| DATASET CONTENT |

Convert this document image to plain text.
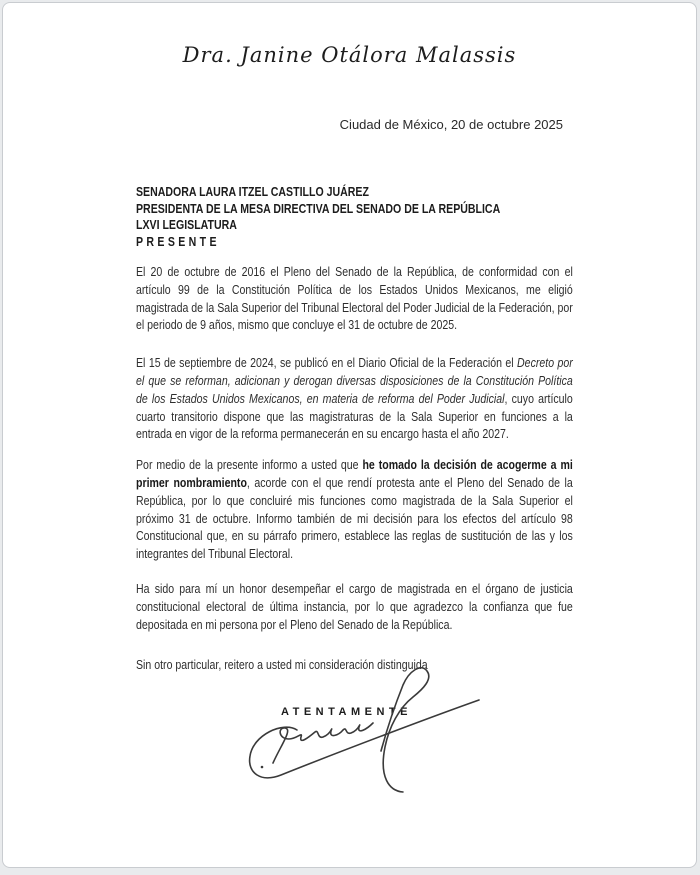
Dra. Janine Otálora Malassis
Ciudad de México, 20 de octubre 2025
SENADORA LAURA ITZEL CASTILLO JUÁREZ
PRESIDENTA DE LA MESA DIRECTIVA DEL SENADO DE LA REPÚBLICA
LXVI LEGISLATURA
PRESENTE

El 20 de octubre de 2016 el Pleno del Senado de la República, de conformidad con el artículo 99 de la Constitución Política de los Estados Unidos Mexicanos, me eligió magistrada de la Sala Superior del Tribunal Electoral del Poder Judicial de la Federación, por el periodo de 9 años, mismo que concluye el 31 de octubre de 2025.

El 15 de septiembre de 2024, se publicó en el Diario Oficial de la Federación el Decreto por el que se reforman, adicionan y derogan diversas disposiciones de la Constitución Política de los Estados Unidos Mexicanos, en materia de reforma del Poder Judicial, cuyo artículo cuarto transitorio dispone que las magistraturas de la Sala Superior en funciones a la entrada en vigor de la reforma permanecerán en su encargo hasta el año 2027.

Por medio de la presente informo a usted que he tomado la decisión de acogerme a mi primer nombramiento, acorde con el que rendí protesta ante el Pleno del Senado de la República, por lo que concluiré mis funciones como magistrada de la Sala Superior el próximo 31 de octubre. Informo también de mi decisión para los efectos del artículo 98 Constitucional que, en su párrafo primero, establece las reglas de sustitución de las y los integrantes del Tribunal Electoral.

Ha sido para mí un honor desempeñar el cargo de magistrada en el órgano de justicia constitucional electoral de última instancia, por lo que agradezco la confianza que fue depositada en mi persona por el Pleno del Senado de la República.

Sin otro particular, reitero a usted mi consideración distinguida

ATENTAMENTE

| TASK DESCRIPTION |
Return all of the data exactly as written, and drop the pictures.

| FINISHED EXERCISE |
Convert this document image to plain text.
Dra. Janine Otálora Malassis
Ciudad de México, 20 de octubre 2025
SENADORA LAURA ITZEL CASTILLO JUÁREZ
PRESIDENTA DE LA MESA DIRECTIVA DEL SENADO DE LA REPÚBLICA
LXVI LEGISLATURA
PRESENTE

El 20 de octubre de 2016 el Pleno del Senado de la República, de conformidad con el artículo 99 de la Constitución Política de los Estados Unidos Mexicanos, me eligió magistrada de la Sala Superior del Tribunal Electoral del Poder Judicial de la Federación, por el periodo de 9 años, mismo que concluye el 31 de octubre de 2025.

El 15 de septiembre de 2024, se publicó en el Diario Oficial de la Federación el Decreto por el que se reforman, adicionan y derogan diversas disposiciones de la Constitución Política de los Estados Unidos Mexicanos, en materia de reforma del Poder Judicial, cuyo artículo cuarto transitorio dispone que las magistraturas de la Sala Superior en funciones a la entrada en vigor de la reforma permanecerán en su encargo hasta el año 2027.

Por medio de la presente informo a usted que he tomado la decisión de acogerme a mi primer nombramiento, acorde con el que rendí protesta ante el Pleno del Senado de la República, por lo que concluiré mis funciones como magistrada de la Sala Superior el próximo 31 de octubre. Informo también de mi decisión para los efectos del artículo 98 Constitucional que, en su párrafo primero, establece las reglas de sustitución de las y los integrantes del Tribunal Electoral.

Ha sido para mí un honor desempeñar el cargo de magistrada en el órgano de justicia constitucional electoral de última instancia, por lo que agradezco la confianza que fue depositada en mi persona por el Pleno del Senado de la República.

Sin otro particular, reitero a usted mi consideración distinguida

ATENTAMENTE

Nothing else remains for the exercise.